[Extracted records]:
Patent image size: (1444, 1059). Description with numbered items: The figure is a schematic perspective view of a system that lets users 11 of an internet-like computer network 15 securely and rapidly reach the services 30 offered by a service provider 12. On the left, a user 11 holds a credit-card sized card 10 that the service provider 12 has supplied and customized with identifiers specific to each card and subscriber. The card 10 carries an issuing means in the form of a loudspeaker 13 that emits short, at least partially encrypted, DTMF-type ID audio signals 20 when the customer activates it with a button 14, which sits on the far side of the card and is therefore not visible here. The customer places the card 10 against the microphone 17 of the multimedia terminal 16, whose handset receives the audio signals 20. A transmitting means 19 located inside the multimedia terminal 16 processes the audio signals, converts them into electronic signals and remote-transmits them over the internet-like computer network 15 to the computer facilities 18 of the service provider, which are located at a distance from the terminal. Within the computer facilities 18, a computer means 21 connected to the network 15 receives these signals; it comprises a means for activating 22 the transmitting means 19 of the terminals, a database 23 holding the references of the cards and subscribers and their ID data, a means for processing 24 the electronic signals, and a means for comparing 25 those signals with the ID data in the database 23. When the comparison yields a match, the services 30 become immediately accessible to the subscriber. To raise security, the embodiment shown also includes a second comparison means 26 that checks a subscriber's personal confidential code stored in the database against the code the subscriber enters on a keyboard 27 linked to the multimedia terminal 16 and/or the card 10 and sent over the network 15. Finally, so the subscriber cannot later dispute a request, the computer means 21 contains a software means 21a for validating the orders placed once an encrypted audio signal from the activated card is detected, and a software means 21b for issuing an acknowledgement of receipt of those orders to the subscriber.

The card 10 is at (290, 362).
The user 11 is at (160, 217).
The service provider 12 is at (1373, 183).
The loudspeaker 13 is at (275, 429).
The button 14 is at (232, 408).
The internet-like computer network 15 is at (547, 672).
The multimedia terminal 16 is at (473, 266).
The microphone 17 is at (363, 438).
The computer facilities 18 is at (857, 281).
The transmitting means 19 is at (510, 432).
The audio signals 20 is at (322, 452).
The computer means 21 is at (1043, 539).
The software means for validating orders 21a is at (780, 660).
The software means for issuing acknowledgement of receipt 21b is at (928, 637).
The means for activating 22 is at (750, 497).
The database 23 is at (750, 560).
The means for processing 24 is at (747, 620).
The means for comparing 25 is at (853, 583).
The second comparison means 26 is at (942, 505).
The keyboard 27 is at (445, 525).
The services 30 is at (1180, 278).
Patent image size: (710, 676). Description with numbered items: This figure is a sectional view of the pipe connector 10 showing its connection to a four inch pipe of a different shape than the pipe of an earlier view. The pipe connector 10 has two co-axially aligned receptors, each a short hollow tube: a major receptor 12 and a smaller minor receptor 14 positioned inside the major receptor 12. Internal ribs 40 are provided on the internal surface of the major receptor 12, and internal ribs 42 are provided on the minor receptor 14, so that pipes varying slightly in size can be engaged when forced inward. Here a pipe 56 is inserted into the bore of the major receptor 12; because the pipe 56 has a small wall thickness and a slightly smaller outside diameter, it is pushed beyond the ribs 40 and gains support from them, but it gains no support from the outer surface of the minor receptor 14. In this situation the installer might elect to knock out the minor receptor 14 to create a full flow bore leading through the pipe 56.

[Stated exercise]:
Find each line in the entries above that contains the word "connector", and copy those lines.

[Correct output]:
Patent image size: (710, 676). Description with numbered items: This figure is a sectional view of the pipe connector 10 showing its connection to a four inch pipe of a different shape than the pipe of an earlier view. The pipe connector 10 has two co-axially aligned receptors, each a short hollow tube: a major receptor 12 and a smaller minor receptor 14 positioned inside the major receptor 12. Internal ribs 40 are provided on the internal surface of the major receptor 12, and internal ribs 42 are provided on the minor receptor 14, so that pipes varying slightly in size can be engaged when forced inward. Here a pipe 56 is inserted into the bore of the major receptor 12; because the pipe 56 has a small wall thickness and a slightly smaller outside diameter, it is pushed beyond the ribs 40 and gains support from them, but it gains no support from the outer surface of the minor receptor 14. In this situation the installer might elect to knock out the minor receptor 14 to create a full flow bore leading through the pipe 56.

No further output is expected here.